Could you reproduce the rows below word for word, starting at the first row and ending at the row that contains "page-title: 友達を追加 bbox=[287, 77, 463, 117]", with both of those rows included?
--- EXTRACTED INFORMATION ---
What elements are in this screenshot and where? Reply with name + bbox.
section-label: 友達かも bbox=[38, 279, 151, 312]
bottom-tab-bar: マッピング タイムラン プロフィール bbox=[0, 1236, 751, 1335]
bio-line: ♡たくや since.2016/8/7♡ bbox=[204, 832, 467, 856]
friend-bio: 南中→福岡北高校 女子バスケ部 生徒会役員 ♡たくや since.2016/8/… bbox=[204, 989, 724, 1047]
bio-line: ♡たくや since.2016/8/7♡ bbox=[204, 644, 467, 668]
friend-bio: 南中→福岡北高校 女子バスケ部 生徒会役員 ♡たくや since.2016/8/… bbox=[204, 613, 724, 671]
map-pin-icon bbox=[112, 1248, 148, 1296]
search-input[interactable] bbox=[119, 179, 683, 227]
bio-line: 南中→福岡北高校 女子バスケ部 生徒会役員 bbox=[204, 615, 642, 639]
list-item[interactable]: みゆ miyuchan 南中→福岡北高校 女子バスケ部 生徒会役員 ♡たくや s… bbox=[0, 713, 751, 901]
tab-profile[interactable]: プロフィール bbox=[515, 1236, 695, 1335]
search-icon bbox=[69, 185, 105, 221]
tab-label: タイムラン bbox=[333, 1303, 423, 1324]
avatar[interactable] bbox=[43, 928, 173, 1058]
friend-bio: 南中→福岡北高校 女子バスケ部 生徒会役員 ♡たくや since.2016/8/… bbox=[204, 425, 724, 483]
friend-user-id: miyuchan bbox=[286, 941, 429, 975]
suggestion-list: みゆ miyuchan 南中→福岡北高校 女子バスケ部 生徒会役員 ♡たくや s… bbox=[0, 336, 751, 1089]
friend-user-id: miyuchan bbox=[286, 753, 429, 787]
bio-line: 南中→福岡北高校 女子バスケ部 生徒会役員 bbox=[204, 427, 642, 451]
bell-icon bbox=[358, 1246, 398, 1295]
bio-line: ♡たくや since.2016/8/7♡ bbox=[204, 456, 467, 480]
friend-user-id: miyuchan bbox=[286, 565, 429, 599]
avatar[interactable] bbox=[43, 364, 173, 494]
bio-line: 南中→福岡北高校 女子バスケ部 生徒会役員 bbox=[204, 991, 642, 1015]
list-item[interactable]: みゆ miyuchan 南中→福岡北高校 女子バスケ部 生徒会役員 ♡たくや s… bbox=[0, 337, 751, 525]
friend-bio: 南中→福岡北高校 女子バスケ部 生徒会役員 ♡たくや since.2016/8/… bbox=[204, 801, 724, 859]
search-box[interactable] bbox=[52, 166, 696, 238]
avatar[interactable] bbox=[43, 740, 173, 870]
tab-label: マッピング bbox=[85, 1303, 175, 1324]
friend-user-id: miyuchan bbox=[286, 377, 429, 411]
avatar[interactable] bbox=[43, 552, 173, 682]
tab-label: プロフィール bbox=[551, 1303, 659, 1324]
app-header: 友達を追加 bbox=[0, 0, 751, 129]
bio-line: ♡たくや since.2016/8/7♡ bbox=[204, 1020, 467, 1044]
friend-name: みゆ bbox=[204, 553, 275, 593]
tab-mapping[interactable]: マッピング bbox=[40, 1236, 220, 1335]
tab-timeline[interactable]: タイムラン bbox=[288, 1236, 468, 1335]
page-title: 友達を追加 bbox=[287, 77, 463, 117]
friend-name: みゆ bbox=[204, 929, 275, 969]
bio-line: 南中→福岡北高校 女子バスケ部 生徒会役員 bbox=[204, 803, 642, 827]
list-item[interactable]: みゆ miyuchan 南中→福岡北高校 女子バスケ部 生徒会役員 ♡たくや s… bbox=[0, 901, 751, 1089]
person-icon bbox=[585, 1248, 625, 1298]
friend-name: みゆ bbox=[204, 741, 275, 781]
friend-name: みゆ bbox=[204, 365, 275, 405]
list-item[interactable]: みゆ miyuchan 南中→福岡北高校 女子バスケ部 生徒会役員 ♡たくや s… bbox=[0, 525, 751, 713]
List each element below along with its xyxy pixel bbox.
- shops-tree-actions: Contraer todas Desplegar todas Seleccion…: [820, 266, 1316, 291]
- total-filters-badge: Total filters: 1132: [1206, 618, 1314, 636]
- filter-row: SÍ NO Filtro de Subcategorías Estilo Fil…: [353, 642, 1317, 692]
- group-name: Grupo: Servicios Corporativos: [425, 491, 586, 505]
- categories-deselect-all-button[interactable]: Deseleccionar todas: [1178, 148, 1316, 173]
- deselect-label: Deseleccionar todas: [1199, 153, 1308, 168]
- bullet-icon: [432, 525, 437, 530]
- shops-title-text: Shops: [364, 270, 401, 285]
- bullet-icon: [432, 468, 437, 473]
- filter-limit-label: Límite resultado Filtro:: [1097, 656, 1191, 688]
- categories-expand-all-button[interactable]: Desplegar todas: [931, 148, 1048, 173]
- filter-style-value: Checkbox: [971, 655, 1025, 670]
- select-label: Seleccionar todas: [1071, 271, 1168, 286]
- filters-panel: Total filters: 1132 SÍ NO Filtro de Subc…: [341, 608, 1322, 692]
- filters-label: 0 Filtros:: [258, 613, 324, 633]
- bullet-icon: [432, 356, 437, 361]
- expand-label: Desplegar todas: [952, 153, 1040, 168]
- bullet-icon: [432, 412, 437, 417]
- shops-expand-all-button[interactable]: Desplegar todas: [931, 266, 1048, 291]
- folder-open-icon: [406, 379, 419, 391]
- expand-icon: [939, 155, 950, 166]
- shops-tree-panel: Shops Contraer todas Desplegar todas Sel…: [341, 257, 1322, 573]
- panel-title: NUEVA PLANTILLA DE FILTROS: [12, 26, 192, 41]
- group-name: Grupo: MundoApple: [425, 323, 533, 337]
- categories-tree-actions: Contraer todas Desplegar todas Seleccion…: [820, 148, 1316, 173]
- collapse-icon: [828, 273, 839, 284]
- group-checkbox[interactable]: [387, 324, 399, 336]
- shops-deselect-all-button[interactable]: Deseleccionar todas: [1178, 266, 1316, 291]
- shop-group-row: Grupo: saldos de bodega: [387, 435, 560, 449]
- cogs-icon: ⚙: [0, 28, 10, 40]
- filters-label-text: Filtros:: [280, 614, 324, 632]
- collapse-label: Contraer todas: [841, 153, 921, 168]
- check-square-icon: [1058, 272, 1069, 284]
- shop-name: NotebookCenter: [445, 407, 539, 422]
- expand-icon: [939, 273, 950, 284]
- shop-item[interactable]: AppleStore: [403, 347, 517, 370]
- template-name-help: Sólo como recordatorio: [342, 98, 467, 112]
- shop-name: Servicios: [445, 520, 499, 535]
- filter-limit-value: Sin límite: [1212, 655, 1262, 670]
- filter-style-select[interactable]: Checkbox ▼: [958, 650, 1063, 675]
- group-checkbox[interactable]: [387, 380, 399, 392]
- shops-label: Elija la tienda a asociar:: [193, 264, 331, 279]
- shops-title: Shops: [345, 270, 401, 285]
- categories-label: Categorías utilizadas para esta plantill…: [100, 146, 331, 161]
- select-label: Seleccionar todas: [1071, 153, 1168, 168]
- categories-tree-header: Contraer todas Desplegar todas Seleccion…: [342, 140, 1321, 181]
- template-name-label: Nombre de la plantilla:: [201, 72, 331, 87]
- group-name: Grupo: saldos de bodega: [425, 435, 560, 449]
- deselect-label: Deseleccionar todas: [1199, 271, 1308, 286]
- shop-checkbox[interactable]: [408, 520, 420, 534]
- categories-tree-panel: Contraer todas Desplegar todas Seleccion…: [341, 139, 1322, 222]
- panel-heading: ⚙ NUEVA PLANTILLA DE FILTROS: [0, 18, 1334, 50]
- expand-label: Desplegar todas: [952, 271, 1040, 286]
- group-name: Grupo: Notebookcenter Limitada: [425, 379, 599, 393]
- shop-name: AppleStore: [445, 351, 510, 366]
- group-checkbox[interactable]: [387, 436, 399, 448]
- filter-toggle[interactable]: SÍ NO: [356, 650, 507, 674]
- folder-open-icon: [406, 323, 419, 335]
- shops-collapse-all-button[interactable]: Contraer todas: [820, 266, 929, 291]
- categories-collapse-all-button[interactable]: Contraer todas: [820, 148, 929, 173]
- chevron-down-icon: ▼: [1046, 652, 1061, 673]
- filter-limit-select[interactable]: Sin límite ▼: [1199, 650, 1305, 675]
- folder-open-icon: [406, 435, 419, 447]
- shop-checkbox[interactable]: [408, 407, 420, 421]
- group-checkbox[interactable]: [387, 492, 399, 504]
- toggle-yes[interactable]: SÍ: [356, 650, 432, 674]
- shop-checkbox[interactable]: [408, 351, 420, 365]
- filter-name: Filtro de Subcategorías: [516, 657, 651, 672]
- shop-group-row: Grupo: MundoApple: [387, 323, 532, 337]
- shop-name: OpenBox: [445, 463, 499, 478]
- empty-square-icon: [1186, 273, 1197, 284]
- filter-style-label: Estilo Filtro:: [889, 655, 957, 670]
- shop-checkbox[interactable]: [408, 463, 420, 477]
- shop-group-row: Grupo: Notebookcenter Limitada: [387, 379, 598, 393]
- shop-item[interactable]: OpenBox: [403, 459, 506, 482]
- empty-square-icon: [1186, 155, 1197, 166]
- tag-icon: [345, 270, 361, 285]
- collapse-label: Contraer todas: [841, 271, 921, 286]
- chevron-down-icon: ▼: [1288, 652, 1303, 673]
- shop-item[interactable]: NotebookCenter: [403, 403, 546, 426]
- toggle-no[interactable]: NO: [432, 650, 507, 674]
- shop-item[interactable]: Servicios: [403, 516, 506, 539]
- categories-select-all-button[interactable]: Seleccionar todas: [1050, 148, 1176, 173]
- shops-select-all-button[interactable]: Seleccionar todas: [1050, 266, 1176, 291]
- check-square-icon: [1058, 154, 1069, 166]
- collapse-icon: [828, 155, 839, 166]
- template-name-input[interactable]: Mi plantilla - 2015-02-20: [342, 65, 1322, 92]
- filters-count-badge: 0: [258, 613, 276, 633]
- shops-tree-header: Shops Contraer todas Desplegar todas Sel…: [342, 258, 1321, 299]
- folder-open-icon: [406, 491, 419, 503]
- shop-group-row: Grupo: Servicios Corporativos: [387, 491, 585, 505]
---
**COMPLETE OUTPUT**:
What elements are in this screenshot and where? Reply with name + bbox.
section-label: 友達かも bbox=[38, 279, 151, 312]
bottom-tab-bar: マッピング タイムラン プロフィール bbox=[0, 1236, 751, 1335]
bio-line: ♡たくや since.2016/8/7♡ bbox=[204, 832, 467, 856]
friend-bio: 南中→福岡北高校 女子バスケ部 生徒会役員 ♡たくや since.2016/8/… bbox=[204, 989, 724, 1047]
bio-line: ♡たくや since.2016/8/7♡ bbox=[204, 644, 467, 668]
friend-bio: 南中→福岡北高校 女子バスケ部 生徒会役員 ♡たくや since.2016/8/… bbox=[204, 613, 724, 671]
map-pin-icon bbox=[112, 1248, 148, 1296]
search-input[interactable] bbox=[119, 179, 683, 227]
bio-line: 南中→福岡北高校 女子バスケ部 生徒会役員 bbox=[204, 615, 642, 639]
list-item[interactable]: みゆ miyuchan 南中→福岡北高校 女子バスケ部 生徒会役員 ♡たくや s… bbox=[0, 713, 751, 901]
tab-profile[interactable]: プロフィール bbox=[515, 1236, 695, 1335]
search-icon bbox=[69, 185, 105, 221]
tab-label: タイムラン bbox=[333, 1303, 423, 1324]
avatar[interactable] bbox=[43, 928, 173, 1058]
friend-bio: 南中→福岡北高校 女子バスケ部 生徒会役員 ♡たくや since.2016/8/… bbox=[204, 425, 724, 483]
friend-user-id: miyuchan bbox=[286, 941, 429, 975]
suggestion-list: みゆ miyuchan 南中→福岡北高校 女子バスケ部 生徒会役員 ♡たくや s… bbox=[0, 336, 751, 1089]
friend-user-id: miyuchan bbox=[286, 753, 429, 787]
bio-line: 南中→福岡北高校 女子バスケ部 生徒会役員 bbox=[204, 427, 642, 451]
bell-icon bbox=[358, 1246, 398, 1295]
bio-line: ♡たくや since.2016/8/7♡ bbox=[204, 456, 467, 480]
friend-user-id: miyuchan bbox=[286, 565, 429, 599]
avatar[interactable] bbox=[43, 364, 173, 494]
bio-line: 南中→福岡北高校 女子バスケ部 生徒会役員 bbox=[204, 991, 642, 1015]
list-item[interactable]: みゆ miyuchan 南中→福岡北高校 女子バスケ部 生徒会役員 ♡たくや s… bbox=[0, 337, 751, 525]
friend-bio: 南中→福岡北高校 女子バスケ部 生徒会役員 ♡たくや since.2016/8/… bbox=[204, 801, 724, 859]
search-box[interactable] bbox=[52, 166, 696, 238]
avatar[interactable] bbox=[43, 740, 173, 870]
tab-label: マッピング bbox=[85, 1303, 175, 1324]
friend-user-id: miyuchan bbox=[286, 377, 429, 411]
avatar[interactable] bbox=[43, 552, 173, 682]
tab-label: プロフィール bbox=[551, 1303, 659, 1324]
app-header: 友達を追加 bbox=[0, 0, 751, 129]
bio-line: ♡たくや since.2016/8/7♡ bbox=[204, 1020, 467, 1044]
friend-name: みゆ bbox=[204, 553, 275, 593]
tab-mapping[interactable]: マッピング bbox=[40, 1236, 220, 1335]
tab-timeline[interactable]: タイムラン bbox=[288, 1236, 468, 1335]
page-title: 友達を追加 bbox=[287, 77, 463, 117]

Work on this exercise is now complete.